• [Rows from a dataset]
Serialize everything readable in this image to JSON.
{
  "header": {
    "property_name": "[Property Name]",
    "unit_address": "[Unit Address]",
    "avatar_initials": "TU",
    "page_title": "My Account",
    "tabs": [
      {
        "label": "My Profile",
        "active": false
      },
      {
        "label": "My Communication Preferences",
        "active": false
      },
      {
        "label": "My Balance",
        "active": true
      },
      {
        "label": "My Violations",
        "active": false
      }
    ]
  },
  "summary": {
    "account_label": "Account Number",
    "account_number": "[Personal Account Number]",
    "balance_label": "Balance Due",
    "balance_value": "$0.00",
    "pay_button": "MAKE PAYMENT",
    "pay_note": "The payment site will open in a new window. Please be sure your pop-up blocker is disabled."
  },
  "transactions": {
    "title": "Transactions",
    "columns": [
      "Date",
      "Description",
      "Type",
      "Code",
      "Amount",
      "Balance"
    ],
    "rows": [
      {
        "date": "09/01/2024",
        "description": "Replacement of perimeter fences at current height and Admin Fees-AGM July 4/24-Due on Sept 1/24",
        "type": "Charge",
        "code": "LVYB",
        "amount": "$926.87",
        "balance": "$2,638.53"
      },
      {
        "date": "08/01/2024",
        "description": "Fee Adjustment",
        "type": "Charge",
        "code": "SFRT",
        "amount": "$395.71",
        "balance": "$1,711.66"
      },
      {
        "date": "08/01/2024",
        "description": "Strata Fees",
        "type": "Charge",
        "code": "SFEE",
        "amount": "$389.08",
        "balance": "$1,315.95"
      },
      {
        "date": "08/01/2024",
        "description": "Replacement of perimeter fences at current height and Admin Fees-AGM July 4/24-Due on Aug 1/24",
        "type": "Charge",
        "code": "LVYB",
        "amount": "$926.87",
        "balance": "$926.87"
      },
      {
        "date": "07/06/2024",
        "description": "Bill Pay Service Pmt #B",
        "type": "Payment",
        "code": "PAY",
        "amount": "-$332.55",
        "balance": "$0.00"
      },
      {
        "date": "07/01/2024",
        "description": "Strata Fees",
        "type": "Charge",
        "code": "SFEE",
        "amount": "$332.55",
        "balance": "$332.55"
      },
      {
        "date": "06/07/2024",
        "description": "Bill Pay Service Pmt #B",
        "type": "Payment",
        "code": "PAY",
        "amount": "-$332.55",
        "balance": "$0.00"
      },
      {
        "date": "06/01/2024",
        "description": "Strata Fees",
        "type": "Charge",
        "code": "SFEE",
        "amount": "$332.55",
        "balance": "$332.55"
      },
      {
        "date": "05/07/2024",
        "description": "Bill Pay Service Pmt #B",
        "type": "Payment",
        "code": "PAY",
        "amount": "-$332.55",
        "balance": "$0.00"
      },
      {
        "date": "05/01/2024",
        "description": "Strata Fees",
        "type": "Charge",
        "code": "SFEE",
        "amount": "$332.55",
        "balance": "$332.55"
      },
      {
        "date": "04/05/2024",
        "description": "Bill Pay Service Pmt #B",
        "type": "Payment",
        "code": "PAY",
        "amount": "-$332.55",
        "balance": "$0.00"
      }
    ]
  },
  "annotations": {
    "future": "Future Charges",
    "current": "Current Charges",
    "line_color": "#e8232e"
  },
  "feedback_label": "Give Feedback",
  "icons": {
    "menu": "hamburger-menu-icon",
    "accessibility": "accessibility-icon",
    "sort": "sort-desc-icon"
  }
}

• [PROMPT] Select every line where the word "Number" occurs.

• [PROBLEM SOLUTION]
    "account_label": "Account Number",
    "account_number": "[Personal Account Number]",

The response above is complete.